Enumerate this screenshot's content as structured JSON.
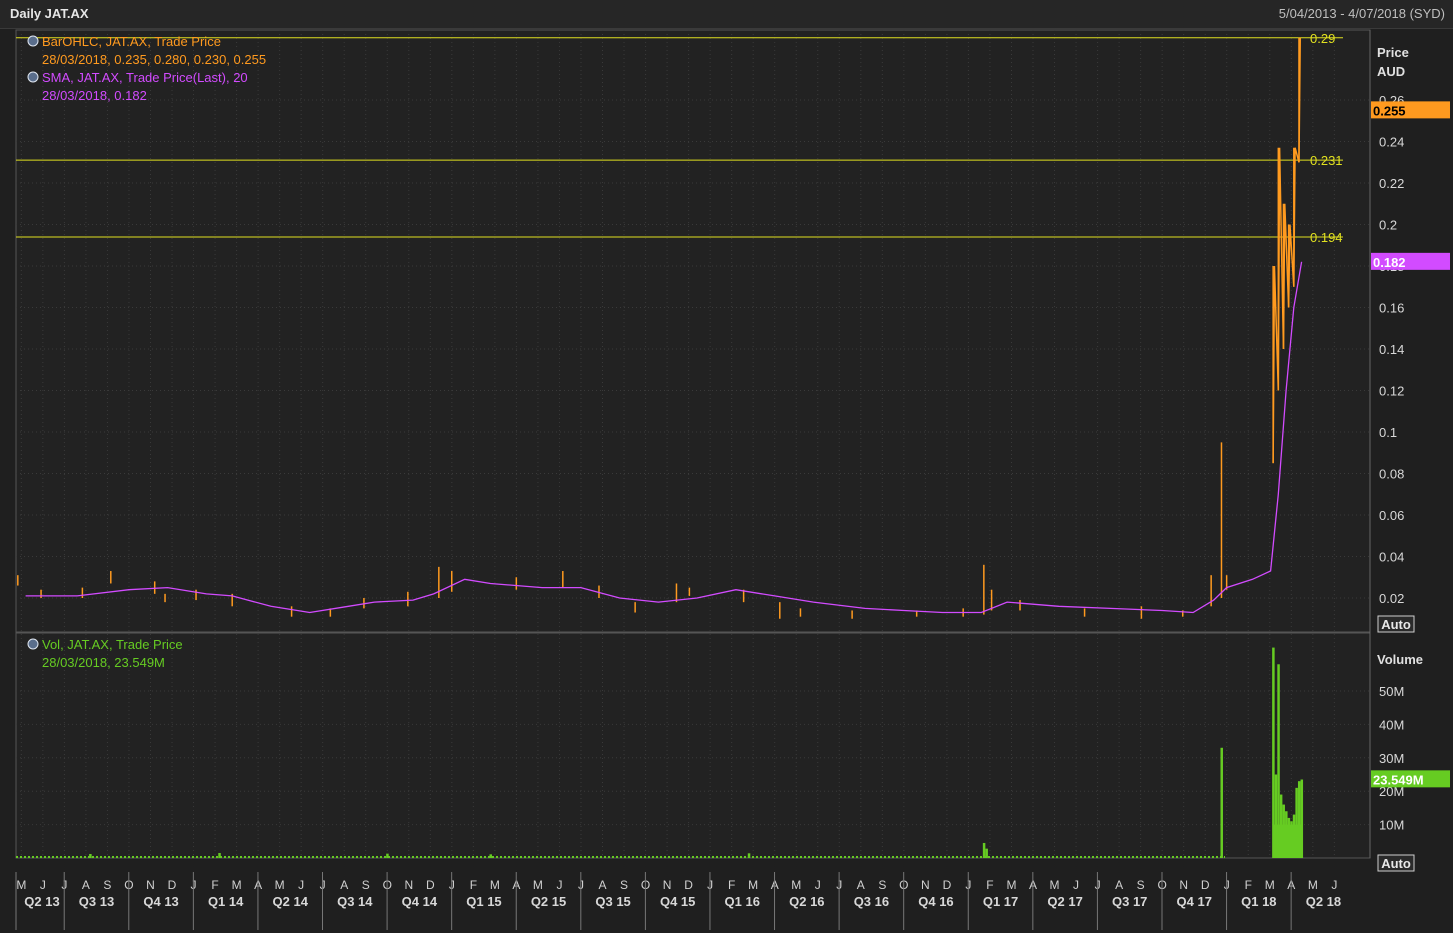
{
  "window": {
    "title": "Daily JAT.AX",
    "date_range": "5/04/2013 - 4/07/2018 (SYD)"
  },
  "chart_data": [
    {
      "type": "line",
      "panel": "price",
      "axis_title_line1": "Price",
      "axis_title_line2": "AUD",
      "auto_label": "Auto",
      "ylim": [
        0.005,
        0.295
      ],
      "yticks": [
        "0.26",
        "0.24",
        "0.22",
        "0.2",
        "0.18",
        "0.16",
        "0.14",
        "0.12",
        "0.1",
        "0.08",
        "0.06",
        "0.04",
        "0.02"
      ],
      "ytick_values": [
        0.26,
        0.24,
        0.22,
        0.2,
        0.18,
        0.16,
        0.14,
        0.12,
        0.1,
        0.08,
        0.06,
        0.04,
        0.02
      ],
      "legend": [
        {
          "title": "BarOHLC, JAT.AX, Trade Price",
          "detail": "28/03/2018, 0.235, 0.280, 0.230, 0.255",
          "color": "#ff9a1f"
        },
        {
          "title": "SMA, JAT.AX, Trade Price(Last),  20",
          "detail": "28/03/2018, 0.182",
          "color": "#d24bff"
        }
      ],
      "last_price": {
        "value": 0.255,
        "label": "0.255",
        "color": "#ff9a1f"
      },
      "last_sma": {
        "value": 0.182,
        "label": "0.182",
        "color": "#d24bff"
      },
      "hlines": [
        {
          "value": 0.29,
          "label": "0.29"
        },
        {
          "value": 0.231,
          "label": "0.231"
        },
        {
          "value": 0.194,
          "label": "0.194"
        }
      ],
      "series": [
        {
          "name": "SMA, JAT.AX, Trade Price(Last),  20",
          "x": [
            2013.3,
            2013.5,
            2013.7,
            2013.85,
            2014.0,
            2014.1,
            2014.25,
            2014.4,
            2014.55,
            2014.65,
            2014.8,
            2014.88,
            2015.0,
            2015.1,
            2015.3,
            2015.45,
            2015.6,
            2015.75,
            2015.9,
            2016.05,
            2016.2,
            2016.35,
            2016.55,
            2016.7,
            2016.85,
            2017.0,
            2017.1,
            2017.3,
            2017.5,
            2017.7,
            2017.82,
            2017.9,
            2017.95,
            2018.05,
            2018.12,
            2018.15,
            2018.18,
            2018.21,
            2018.24
          ],
          "y": [
            0.021,
            0.021,
            0.024,
            0.025,
            0.022,
            0.021,
            0.016,
            0.013,
            0.016,
            0.018,
            0.019,
            0.022,
            0.029,
            0.027,
            0.025,
            0.025,
            0.02,
            0.018,
            0.02,
            0.024,
            0.021,
            0.018,
            0.015,
            0.014,
            0.013,
            0.013,
            0.018,
            0.016,
            0.015,
            0.014,
            0.013,
            0.019,
            0.025,
            0.029,
            0.033,
            0.07,
            0.12,
            0.16,
            0.182
          ]
        },
        {
          "name": "BarOHLC, JAT.AX, Trade Price",
          "bars": [
            [
              2013.27,
              0.031,
              0.026
            ],
            [
              2013.36,
              0.024,
              0.02
            ],
            [
              2013.52,
              0.025,
              0.02
            ],
            [
              2013.63,
              0.033,
              0.027
            ],
            [
              2013.8,
              0.028,
              0.022
            ],
            [
              2013.84,
              0.022,
              0.018
            ],
            [
              2013.96,
              0.024,
              0.019
            ],
            [
              2014.1,
              0.022,
              0.016
            ],
            [
              2014.33,
              0.016,
              0.011
            ],
            [
              2014.48,
              0.015,
              0.011
            ],
            [
              2014.61,
              0.02,
              0.015
            ],
            [
              2014.78,
              0.023,
              0.016
            ],
            [
              2014.9,
              0.035,
              0.02
            ],
            [
              2014.95,
              0.033,
              0.023
            ],
            [
              2015.2,
              0.03,
              0.024
            ],
            [
              2015.38,
              0.033,
              0.025
            ],
            [
              2015.52,
              0.026,
              0.02
            ],
            [
              2015.66,
              0.018,
              0.013
            ],
            [
              2015.82,
              0.027,
              0.018
            ],
            [
              2015.87,
              0.025,
              0.021
            ],
            [
              2016.08,
              0.024,
              0.018
            ],
            [
              2016.22,
              0.018,
              0.01
            ],
            [
              2016.3,
              0.015,
              0.011
            ],
            [
              2016.5,
              0.014,
              0.01
            ],
            [
              2016.75,
              0.014,
              0.011
            ],
            [
              2016.93,
              0.015,
              0.011
            ],
            [
              2017.01,
              0.036,
              0.012
            ],
            [
              2017.04,
              0.024,
              0.014
            ],
            [
              2017.15,
              0.019,
              0.014
            ],
            [
              2017.4,
              0.015,
              0.011
            ],
            [
              2017.62,
              0.016,
              0.01
            ],
            [
              2017.78,
              0.014,
              0.011
            ],
            [
              2017.89,
              0.031,
              0.016
            ],
            [
              2017.93,
              0.095,
              0.02
            ],
            [
              2017.95,
              0.031,
              0.024
            ],
            [
              2018.13,
              0.18,
              0.085
            ],
            [
              2018.15,
              0.237,
              0.12
            ],
            [
              2018.17,
              0.21,
              0.14
            ],
            [
              2018.19,
              0.2,
              0.16
            ],
            [
              2018.21,
              0.237,
              0.17
            ],
            [
              2018.23,
              0.29,
              0.23
            ]
          ]
        }
      ]
    },
    {
      "type": "bar",
      "panel": "volume",
      "axis_title": "Volume",
      "auto_label": "Auto",
      "ylim": [
        0,
        64
      ],
      "yticks": [
        "50M",
        "40M",
        "30M",
        "20M",
        "10M"
      ],
      "ytick_values": [
        50,
        40,
        30,
        20,
        10
      ],
      "legend": [
        {
          "title": "Vol, JAT.AX, Trade Price",
          "detail": "28/03/2018, 23.549M",
          "color": "#66cc22"
        }
      ],
      "last_volume": {
        "value": 23.549,
        "label": "23.549M",
        "color": "#66cc22"
      },
      "series": [
        {
          "name": "Vol, JAT.AX, Trade Price",
          "x": [
            2013.55,
            2014.05,
            2014.7,
            2015.1,
            2016.1,
            2017.01,
            2017.02,
            2017.93,
            2018.13,
            2018.14,
            2018.15,
            2018.16,
            2018.17,
            2018.18,
            2018.19,
            2018.2,
            2018.21,
            2018.22,
            2018.23,
            2018.24
          ],
          "y": [
            1.2,
            1.5,
            1.3,
            1.1,
            1.4,
            4.5,
            2.8,
            33,
            63,
            25,
            58,
            19,
            16,
            14,
            12,
            11,
            13,
            21,
            23,
            23.5
          ]
        }
      ]
    }
  ],
  "xaxis": {
    "months": [
      "M",
      "J",
      "J",
      "A",
      "S",
      "O",
      "N",
      "D",
      "J",
      "F",
      "M",
      "A",
      "M",
      "J",
      "J",
      "A",
      "S",
      "O",
      "N",
      "D",
      "J",
      "F",
      "M",
      "A",
      "M",
      "J",
      "J",
      "A",
      "S",
      "O",
      "N",
      "D",
      "J",
      "F",
      "M",
      "A",
      "M",
      "J",
      "J",
      "A",
      "S",
      "O",
      "N",
      "D",
      "J",
      "F",
      "M",
      "A",
      "M",
      "J",
      "J",
      "A",
      "S",
      "O",
      "N",
      "D",
      "J",
      "F",
      "M",
      "A",
      "M",
      "J"
    ],
    "quarters": [
      "Q2 13",
      "Q3 13",
      "Q4 13",
      "Q1 14",
      "Q2 14",
      "Q3 14",
      "Q4 14",
      "Q1 15",
      "Q2 15",
      "Q3 15",
      "Q4 15",
      "Q1 16",
      "Q2 16",
      "Q3 16",
      "Q4 16",
      "Q1 17",
      "Q2 17",
      "Q3 17",
      "Q4 17",
      "Q1 18",
      "Q2 18"
    ]
  },
  "colors": {
    "background": "#1f1f1f",
    "grid": "#3a3a3a",
    "hline": "#e0e020",
    "price": "#ff9a1f",
    "sma": "#d24bff",
    "volume": "#66cc22"
  }
}
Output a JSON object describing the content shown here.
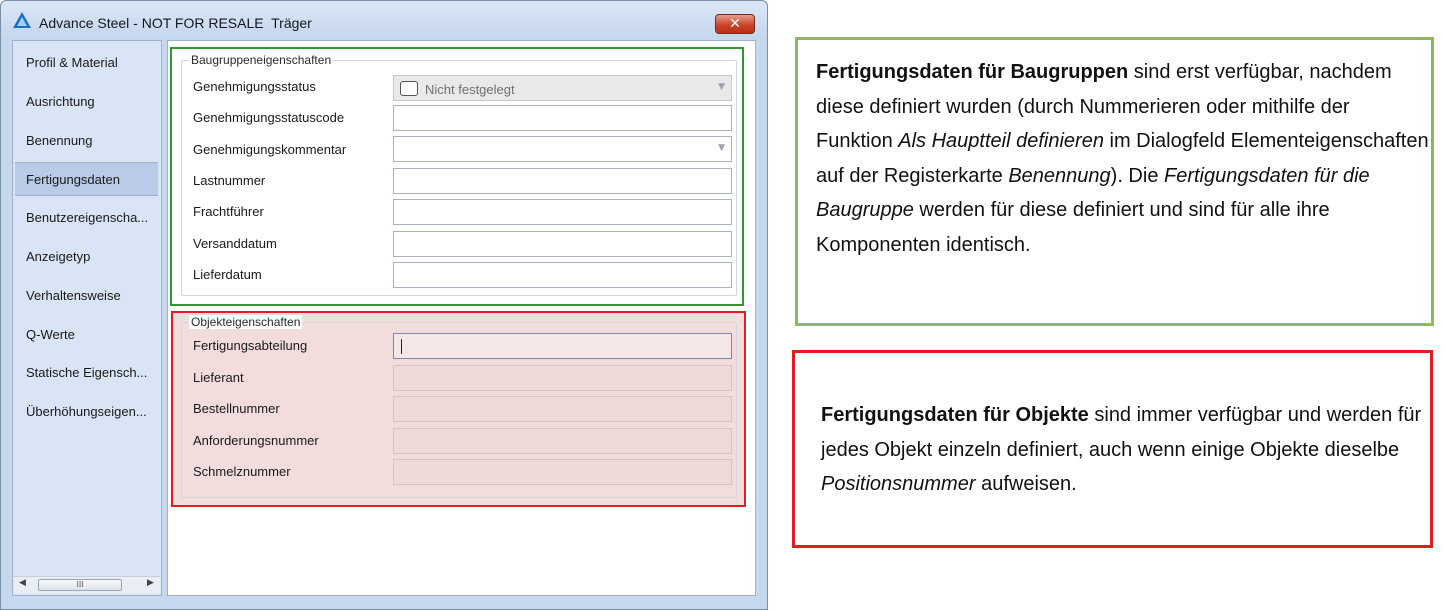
{
  "window": {
    "title": "Advance Steel - NOT FOR RESALE  Träger",
    "close_symbol": "✕"
  },
  "sidebar": {
    "items": [
      {
        "label": "Profil & Material"
      },
      {
        "label": "Ausrichtung"
      },
      {
        "label": "Benennung"
      },
      {
        "label": "Fertigungsdaten",
        "selected": true
      },
      {
        "label": "Benutzereigenscha..."
      },
      {
        "label": "Anzeigetyp"
      },
      {
        "label": "Verhaltensweise"
      },
      {
        "label": "Q-Werte"
      },
      {
        "label": "Statische Eigensch..."
      },
      {
        "label": "Überhöhungseigen..."
      }
    ],
    "scroll_left": "◀",
    "scroll_right": "▶",
    "scroll_thumb_grip": "III"
  },
  "assembly_group": {
    "legend": "Baugruppeneigenschaften",
    "fields": {
      "approval_status": {
        "label": "Genehmigungsstatus",
        "value": "Nicht festgelegt"
      },
      "approval_status_code": {
        "label": "Genehmigungsstatuscode",
        "value": ""
      },
      "approval_comment": {
        "label": "Genehmigungskommentar",
        "value": ""
      },
      "load_number": {
        "label": "Lastnummer",
        "value": ""
      },
      "carrier": {
        "label": "Frachtführer",
        "value": ""
      },
      "shipping_date": {
        "label": "Versanddatum",
        "value": ""
      },
      "delivery_date": {
        "label": "Lieferdatum",
        "value": ""
      }
    }
  },
  "object_group": {
    "legend": "Objekteigenschaften",
    "fields": {
      "production_department": {
        "label": "Fertigungsabteilung",
        "value": ""
      },
      "supplier": {
        "label": "Lieferant",
        "value": ""
      },
      "order_number": {
        "label": "Bestellnummer",
        "value": ""
      },
      "requisition_number": {
        "label": "Anforderungsnummer",
        "value": ""
      },
      "heat_number": {
        "label": "Schmelznummer",
        "value": ""
      }
    }
  },
  "callouts": {
    "assembly": {
      "bold_lead": "Fertigungsdaten für Baugruppen",
      "text_1": " sind erst verfügbar, nachdem diese definiert wurden (durch Nummerieren oder mithilfe der Funktion ",
      "italic_1": "Als Hauptteil definieren",
      "text_2": " im Dialogfeld Elementeigenschaften auf der Registerkarte ",
      "italic_2": "Benennung",
      "text_3": "). Die ",
      "italic_3": "Fertigungsdaten für die Baugruppe",
      "text_4": " werden für diese definiert und sind für alle ihre Komponenten identisch."
    },
    "object": {
      "bold_lead": "Fertigungsdaten für Objekte",
      "text_1": " sind immer verfügbar und werden für jedes Objekt einzeln definiert, auch wenn einige Objekte dieselbe ",
      "italic_1": "Positionsnummer",
      "text_2": " aufweisen."
    }
  },
  "colors": {
    "assembly_highlight": "#2e9a2e",
    "object_highlight": "#e02020",
    "callout_green_border": "#8fba5c",
    "callout_red_border": "#dd1f1f"
  }
}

▶ **WHAT IS BEING ASKED**
Count every line above that holds the string "content" and give the total, nothing more.

▶ **EXERCISE OUTPUT**
2